▸ **SHORT PROBLEM**:
Among the lines below, count those with "name". Give the total alone.

▸ **ITEMS**:

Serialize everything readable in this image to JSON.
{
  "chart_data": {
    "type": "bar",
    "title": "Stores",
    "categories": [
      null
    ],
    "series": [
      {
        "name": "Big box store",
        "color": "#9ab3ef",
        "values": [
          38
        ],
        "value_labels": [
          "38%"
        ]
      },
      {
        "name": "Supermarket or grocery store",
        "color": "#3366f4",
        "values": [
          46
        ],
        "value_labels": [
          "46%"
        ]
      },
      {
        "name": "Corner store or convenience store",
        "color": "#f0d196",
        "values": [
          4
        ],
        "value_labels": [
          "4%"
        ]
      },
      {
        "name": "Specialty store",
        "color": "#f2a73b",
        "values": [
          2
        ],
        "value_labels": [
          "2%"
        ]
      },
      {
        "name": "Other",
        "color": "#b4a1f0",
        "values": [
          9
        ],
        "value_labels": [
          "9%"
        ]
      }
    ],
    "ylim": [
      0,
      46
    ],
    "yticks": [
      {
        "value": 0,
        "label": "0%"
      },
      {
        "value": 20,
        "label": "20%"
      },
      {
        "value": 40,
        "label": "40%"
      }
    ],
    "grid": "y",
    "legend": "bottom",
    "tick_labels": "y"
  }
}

▸ **ANSWER TO THIS EXERCISE**:
5